--- START OF Records shown ---

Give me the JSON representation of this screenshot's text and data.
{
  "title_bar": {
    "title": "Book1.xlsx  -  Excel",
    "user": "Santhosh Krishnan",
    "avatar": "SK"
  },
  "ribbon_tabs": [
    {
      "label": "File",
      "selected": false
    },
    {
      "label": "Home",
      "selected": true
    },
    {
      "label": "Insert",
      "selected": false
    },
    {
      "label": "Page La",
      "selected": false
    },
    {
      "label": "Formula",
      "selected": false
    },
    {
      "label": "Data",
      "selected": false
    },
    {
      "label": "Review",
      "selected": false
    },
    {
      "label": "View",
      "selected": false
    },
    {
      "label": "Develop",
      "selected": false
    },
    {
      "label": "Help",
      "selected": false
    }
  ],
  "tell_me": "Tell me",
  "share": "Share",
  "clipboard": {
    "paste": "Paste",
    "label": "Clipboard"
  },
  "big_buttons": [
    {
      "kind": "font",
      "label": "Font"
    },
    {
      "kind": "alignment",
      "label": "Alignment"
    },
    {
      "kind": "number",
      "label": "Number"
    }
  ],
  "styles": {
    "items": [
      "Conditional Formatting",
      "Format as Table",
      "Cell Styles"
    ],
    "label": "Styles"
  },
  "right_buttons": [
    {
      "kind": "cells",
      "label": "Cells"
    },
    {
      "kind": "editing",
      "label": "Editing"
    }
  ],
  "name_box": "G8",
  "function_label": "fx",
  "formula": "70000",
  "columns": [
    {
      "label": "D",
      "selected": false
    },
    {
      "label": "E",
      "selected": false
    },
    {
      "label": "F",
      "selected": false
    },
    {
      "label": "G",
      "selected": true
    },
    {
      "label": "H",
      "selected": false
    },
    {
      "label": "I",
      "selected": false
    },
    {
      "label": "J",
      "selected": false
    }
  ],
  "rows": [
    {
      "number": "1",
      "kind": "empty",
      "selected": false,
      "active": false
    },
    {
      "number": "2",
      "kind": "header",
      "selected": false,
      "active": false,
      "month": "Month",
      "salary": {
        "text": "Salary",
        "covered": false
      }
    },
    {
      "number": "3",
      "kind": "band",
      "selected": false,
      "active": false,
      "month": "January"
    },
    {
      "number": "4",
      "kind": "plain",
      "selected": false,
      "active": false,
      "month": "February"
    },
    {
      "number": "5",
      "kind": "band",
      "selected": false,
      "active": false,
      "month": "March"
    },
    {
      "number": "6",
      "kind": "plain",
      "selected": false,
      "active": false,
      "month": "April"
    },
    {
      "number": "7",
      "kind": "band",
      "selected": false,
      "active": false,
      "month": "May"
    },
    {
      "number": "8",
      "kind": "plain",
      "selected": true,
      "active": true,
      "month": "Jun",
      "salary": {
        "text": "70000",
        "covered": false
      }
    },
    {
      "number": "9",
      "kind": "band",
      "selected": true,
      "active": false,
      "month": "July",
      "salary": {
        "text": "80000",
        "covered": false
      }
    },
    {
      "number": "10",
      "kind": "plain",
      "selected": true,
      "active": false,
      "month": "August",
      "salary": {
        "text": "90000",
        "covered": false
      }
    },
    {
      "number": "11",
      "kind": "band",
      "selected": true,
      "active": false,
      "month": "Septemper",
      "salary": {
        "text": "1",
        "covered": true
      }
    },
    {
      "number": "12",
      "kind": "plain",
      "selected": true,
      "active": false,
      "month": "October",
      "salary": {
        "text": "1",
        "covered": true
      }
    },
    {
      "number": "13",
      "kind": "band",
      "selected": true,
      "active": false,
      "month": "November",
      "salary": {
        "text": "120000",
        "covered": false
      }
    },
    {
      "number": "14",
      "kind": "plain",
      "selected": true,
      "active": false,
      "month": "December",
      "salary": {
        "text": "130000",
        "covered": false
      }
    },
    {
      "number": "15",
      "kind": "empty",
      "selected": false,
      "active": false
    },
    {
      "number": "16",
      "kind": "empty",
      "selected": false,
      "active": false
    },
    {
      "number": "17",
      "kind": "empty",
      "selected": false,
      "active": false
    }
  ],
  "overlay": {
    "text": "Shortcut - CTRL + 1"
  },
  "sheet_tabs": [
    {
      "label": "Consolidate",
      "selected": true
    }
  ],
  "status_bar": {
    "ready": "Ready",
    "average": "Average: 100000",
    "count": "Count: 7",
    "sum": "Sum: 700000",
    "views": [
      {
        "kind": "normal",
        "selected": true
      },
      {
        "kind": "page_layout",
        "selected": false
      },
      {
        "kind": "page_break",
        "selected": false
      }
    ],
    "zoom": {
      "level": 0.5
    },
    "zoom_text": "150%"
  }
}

--- END OF Records shown ---

▶ [Exercise prompt]: Give the listing again, word for word.

▶ [Correct response]:
Give me the JSON representation of this screenshot's text and data.
{
  "title_bar": {
    "title": "Book1.xlsx  -  Excel",
    "user": "Santhosh Krishnan",
    "avatar": "SK"
  },
  "ribbon_tabs": [
    {
      "label": "File",
      "selected": false
    },
    {
      "label": "Home",
      "selected": true
    },
    {
      "label": "Insert",
      "selected": false
    },
    {
      "label": "Page La",
      "selected": false
    },
    {
      "label": "Formula",
      "selected": false
    },
    {
      "label": "Data",
      "selected": false
    },
    {
      "label": "Review",
      "selected": false
    },
    {
      "label": "View",
      "selected": false
    },
    {
      "label": "Develop",
      "selected": false
    },
    {
      "label": "Help",
      "selected": false
    }
  ],
  "tell_me": "Tell me",
  "share": "Share",
  "clipboard": {
    "paste": "Paste",
    "label": "Clipboard"
  },
  "big_buttons": [
    {
      "kind": "font",
      "label": "Font"
    },
    {
      "kind": "alignment",
      "label": "Alignment"
    },
    {
      "kind": "number",
      "label": "Number"
    }
  ],
  "styles": {
    "items": [
      "Conditional Formatting",
      "Format as Table",
      "Cell Styles"
    ],
    "label": "Styles"
  },
  "right_buttons": [
    {
      "kind": "cells",
      "label": "Cells"
    },
    {
      "kind": "editing",
      "label": "Editing"
    }
  ],
  "name_box": "G8",
  "function_label": "fx",
  "formula": "70000",
  "columns": [
    {
      "label": "D",
      "selected": false
    },
    {
      "label": "E",
      "selected": false
    },
    {
      "label": "F",
      "selected": false
    },
    {
      "label": "G",
      "selected": true
    },
    {
      "label": "H",
      "selected": false
    },
    {
      "label": "I",
      "selected": false
    },
    {
      "label": "J",
      "selected": false
    }
  ],
  "rows": [
    {
      "number": "1",
      "kind": "empty",
      "selected": false,
      "active": false
    },
    {
      "number": "2",
      "kind": "header",
      "selected": false,
      "active": false,
      "month": "Month",
      "salary": {
        "text": "Salary",
        "covered": false
      }
    },
    {
      "number": "3",
      "kind": "band",
      "selected": false,
      "active": false,
      "month": "January"
    },
    {
      "number": "4",
      "kind": "plain",
      "selected": false,
      "active": false,
      "month": "February"
    },
    {
      "number": "5",
      "kind": "band",
      "selected": false,
      "active": false,
      "month": "March"
    },
    {
      "number": "6",
      "kind": "plain",
      "selected": false,
      "active": false,
      "month": "April"
    },
    {
      "number": "7",
      "kind": "band",
      "selected": false,
      "active": false,
      "month": "May"
    },
    {
      "number": "8",
      "kind": "plain",
      "selected": true,
      "active": true,
      "month": "Jun",
      "salary": {
        "text": "70000",
        "covered": false
      }
    },
    {
      "number": "9",
      "kind": "band",
      "selected": true,
      "active": false,
      "month": "July",
      "salary": {
        "text": "80000",
        "covered": false
      }
    },
    {
      "number": "10",
      "kind": "plain",
      "selected": true,
      "active": false,
      "month": "August",
      "salary": {
        "text": "90000",
        "covered": false
      }
    },
    {
      "number": "11",
      "kind": "band",
      "selected": true,
      "active": false,
      "month": "Septemper",
      "salary": {
        "text": "1",
        "covered": true
      }
    },
    {
      "number": "12",
      "kind": "plain",
      "selected": true,
      "active": false,
      "month": "October",
      "salary": {
        "text": "1",
        "covered": true
      }
    },
    {
      "number": "13",
      "kind": "band",
      "selected": true,
      "active": false,
      "month": "November",
      "salary": {
        "text": "120000",
        "covered": false
      }
    },
    {
      "number": "14",
      "kind": "plain",
      "selected": true,
      "active": false,
      "month": "December",
      "salary": {
        "text": "130000",
        "covered": false
      }
    },
    {
      "number": "15",
      "kind": "empty",
      "selected": false,
      "active": false
    },
    {
      "number": "16",
      "kind": "empty",
      "selected": false,
      "active": false
    },
    {
      "number": "17",
      "kind": "empty",
      "selected": false,
      "active": false
    }
  ],
  "overlay": {
    "text": "Shortcut - CTRL + 1"
  },
  "sheet_tabs": [
    {
      "label": "Consolidate",
      "selected": true
    }
  ],
  "status_bar": {
    "ready": "Ready",
    "average": "Average: 100000",
    "count": "Count: 7",
    "sum": "Sum: 700000",
    "views": [
      {
        "kind": "normal",
        "selected": true
      },
      {
        "kind": "page_layout",
        "selected": false
      },
      {
        "kind": "page_break",
        "selected": false
      }
    ],
    "zoom": {
      "level": 0.5
    },
    "zoom_text": "150%"
  }
}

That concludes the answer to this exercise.